**Task goal:** Copy all lines of the listing that include the string "image".

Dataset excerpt
═══

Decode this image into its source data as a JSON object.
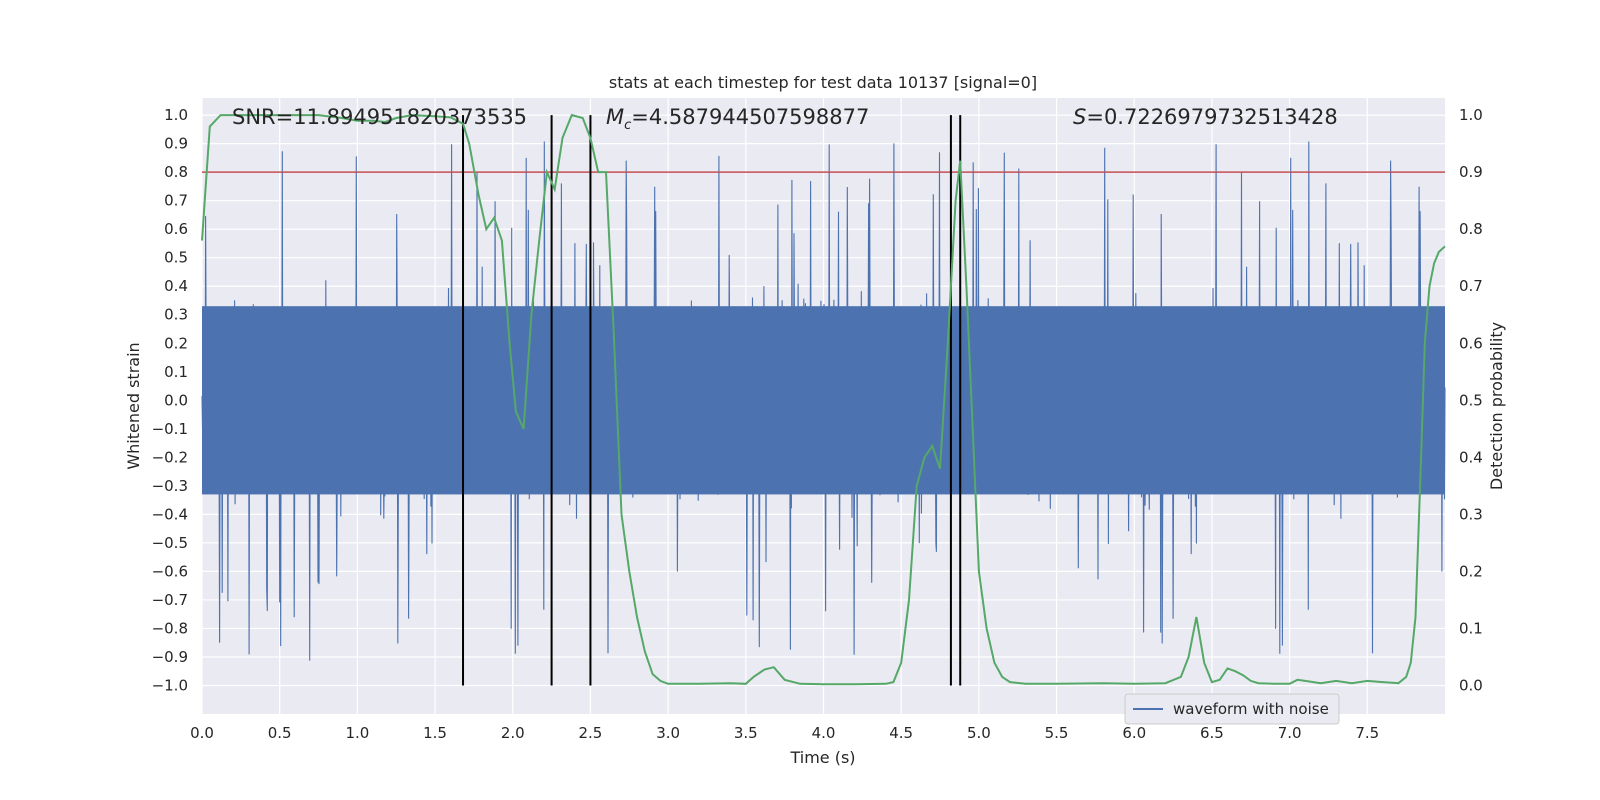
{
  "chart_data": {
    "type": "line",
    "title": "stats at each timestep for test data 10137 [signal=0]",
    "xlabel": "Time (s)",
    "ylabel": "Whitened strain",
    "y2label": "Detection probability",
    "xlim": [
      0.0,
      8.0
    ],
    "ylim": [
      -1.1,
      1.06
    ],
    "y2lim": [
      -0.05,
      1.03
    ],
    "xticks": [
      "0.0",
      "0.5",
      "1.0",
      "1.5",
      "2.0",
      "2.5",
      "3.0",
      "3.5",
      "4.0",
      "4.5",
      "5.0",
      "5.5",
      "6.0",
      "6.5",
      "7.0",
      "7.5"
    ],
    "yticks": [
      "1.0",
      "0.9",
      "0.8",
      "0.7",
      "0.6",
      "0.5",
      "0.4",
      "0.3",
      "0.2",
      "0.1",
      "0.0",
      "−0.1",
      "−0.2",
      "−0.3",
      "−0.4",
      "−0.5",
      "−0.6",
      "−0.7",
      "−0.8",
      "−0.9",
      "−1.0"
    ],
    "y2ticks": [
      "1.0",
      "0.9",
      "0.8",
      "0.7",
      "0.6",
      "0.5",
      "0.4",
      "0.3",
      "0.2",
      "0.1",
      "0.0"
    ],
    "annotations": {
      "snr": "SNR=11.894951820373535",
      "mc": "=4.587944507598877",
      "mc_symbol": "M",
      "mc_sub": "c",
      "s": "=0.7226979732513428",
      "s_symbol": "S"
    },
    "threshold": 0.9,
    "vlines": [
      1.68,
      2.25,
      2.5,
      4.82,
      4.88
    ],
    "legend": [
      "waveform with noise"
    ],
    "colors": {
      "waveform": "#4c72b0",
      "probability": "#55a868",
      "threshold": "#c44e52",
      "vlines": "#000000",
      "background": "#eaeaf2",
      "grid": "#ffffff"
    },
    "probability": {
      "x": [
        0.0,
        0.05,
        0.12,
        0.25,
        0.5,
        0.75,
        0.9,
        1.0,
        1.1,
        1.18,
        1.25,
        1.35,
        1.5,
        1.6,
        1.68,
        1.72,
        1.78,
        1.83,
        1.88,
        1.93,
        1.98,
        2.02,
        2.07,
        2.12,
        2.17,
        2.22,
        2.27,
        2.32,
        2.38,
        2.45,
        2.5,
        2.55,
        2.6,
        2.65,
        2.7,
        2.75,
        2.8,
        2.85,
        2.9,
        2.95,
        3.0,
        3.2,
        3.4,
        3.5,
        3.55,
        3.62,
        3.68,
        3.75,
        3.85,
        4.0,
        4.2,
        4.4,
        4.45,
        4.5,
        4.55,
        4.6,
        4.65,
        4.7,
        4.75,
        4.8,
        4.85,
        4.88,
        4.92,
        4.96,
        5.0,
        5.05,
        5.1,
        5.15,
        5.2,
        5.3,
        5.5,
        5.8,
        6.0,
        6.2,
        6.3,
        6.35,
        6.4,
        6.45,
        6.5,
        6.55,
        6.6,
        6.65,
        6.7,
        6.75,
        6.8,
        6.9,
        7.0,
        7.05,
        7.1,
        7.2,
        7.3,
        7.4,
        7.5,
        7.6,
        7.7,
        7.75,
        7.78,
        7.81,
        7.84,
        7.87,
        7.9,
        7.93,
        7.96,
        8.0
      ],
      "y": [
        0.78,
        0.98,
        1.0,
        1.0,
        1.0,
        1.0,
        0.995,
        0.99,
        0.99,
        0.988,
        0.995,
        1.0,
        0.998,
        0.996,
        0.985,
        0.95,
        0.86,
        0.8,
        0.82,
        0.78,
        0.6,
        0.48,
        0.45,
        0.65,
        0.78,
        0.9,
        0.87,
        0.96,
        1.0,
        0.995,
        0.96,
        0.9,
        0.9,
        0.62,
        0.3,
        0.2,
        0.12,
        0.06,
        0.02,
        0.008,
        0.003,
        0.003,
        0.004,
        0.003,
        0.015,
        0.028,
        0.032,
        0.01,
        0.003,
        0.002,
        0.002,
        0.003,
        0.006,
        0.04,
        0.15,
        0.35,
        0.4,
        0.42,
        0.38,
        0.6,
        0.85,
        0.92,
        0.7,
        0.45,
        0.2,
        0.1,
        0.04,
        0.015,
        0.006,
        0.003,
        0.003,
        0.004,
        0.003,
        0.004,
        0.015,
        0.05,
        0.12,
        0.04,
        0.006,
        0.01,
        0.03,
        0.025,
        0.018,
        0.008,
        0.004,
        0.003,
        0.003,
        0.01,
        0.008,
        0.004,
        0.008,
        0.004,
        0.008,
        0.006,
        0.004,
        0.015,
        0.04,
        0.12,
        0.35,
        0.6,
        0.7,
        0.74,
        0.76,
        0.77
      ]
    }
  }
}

═══

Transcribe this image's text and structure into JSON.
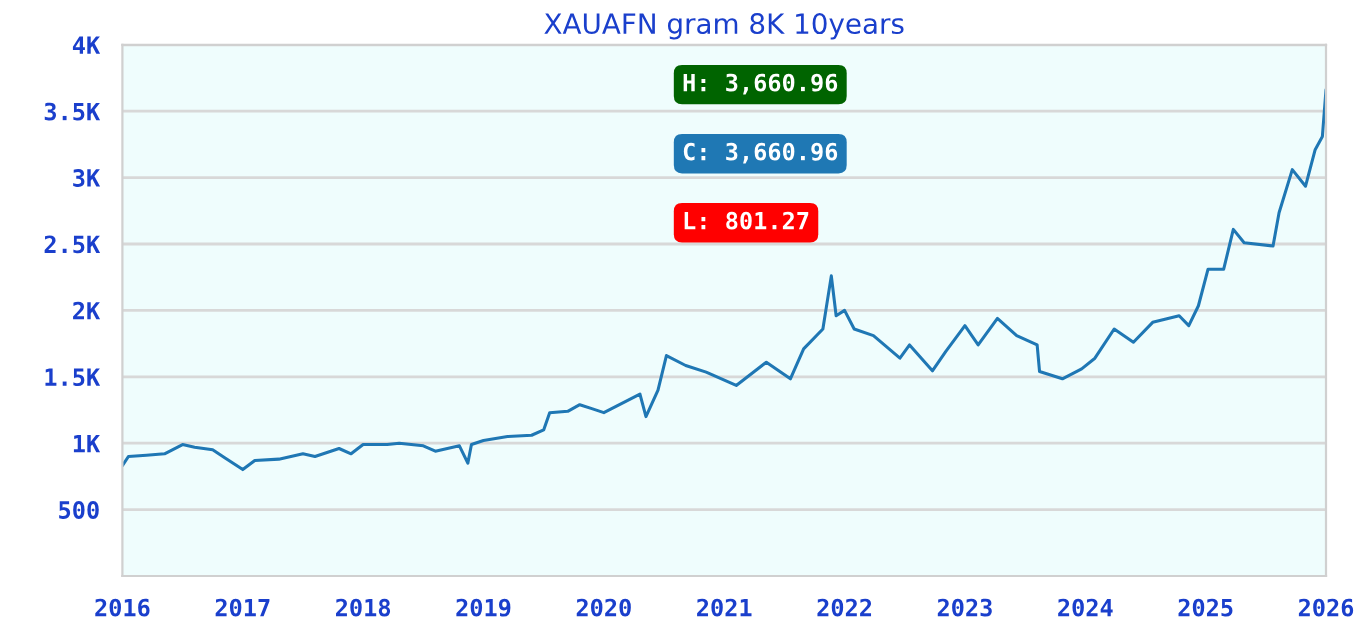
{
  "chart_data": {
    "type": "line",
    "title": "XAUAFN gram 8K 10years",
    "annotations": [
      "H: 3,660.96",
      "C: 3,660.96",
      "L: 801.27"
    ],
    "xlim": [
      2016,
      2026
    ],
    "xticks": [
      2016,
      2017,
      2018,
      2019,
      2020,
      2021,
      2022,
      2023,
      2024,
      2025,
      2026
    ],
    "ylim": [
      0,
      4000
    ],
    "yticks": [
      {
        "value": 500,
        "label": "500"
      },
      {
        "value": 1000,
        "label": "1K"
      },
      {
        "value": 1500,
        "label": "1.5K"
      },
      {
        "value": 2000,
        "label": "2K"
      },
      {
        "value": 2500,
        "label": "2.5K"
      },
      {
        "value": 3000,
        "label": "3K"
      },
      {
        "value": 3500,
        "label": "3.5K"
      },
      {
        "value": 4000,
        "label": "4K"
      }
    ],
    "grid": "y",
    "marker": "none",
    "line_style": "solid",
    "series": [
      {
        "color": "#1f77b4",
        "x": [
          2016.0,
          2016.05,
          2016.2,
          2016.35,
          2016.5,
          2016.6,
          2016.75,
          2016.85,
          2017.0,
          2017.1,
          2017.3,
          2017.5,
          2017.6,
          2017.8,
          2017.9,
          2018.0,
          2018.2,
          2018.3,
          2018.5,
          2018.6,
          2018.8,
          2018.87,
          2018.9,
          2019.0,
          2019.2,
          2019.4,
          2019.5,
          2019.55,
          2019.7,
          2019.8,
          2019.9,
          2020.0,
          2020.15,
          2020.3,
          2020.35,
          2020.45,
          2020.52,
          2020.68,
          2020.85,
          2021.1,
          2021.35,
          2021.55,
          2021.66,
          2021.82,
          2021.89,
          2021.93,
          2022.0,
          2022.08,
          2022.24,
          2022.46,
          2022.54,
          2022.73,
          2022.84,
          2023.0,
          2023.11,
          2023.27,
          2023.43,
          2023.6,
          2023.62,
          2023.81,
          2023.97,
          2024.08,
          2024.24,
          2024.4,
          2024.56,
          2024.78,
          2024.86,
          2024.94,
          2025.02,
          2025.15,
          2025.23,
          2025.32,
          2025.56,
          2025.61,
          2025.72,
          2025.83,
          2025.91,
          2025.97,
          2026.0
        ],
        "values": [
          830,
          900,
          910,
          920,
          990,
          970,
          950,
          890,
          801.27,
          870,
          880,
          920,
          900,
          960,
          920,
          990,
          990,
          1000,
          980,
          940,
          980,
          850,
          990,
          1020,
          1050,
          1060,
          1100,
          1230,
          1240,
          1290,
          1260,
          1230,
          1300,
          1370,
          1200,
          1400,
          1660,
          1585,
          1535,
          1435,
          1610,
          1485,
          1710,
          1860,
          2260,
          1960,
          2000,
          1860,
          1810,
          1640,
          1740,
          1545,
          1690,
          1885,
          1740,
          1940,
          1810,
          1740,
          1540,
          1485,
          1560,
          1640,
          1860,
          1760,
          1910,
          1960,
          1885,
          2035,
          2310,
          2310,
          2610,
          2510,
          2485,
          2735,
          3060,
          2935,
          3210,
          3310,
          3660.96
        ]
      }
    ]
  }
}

═══

**The result:**
Decode this image into its source data as a JSON object.
Transcribe this image's text and structure into JSON.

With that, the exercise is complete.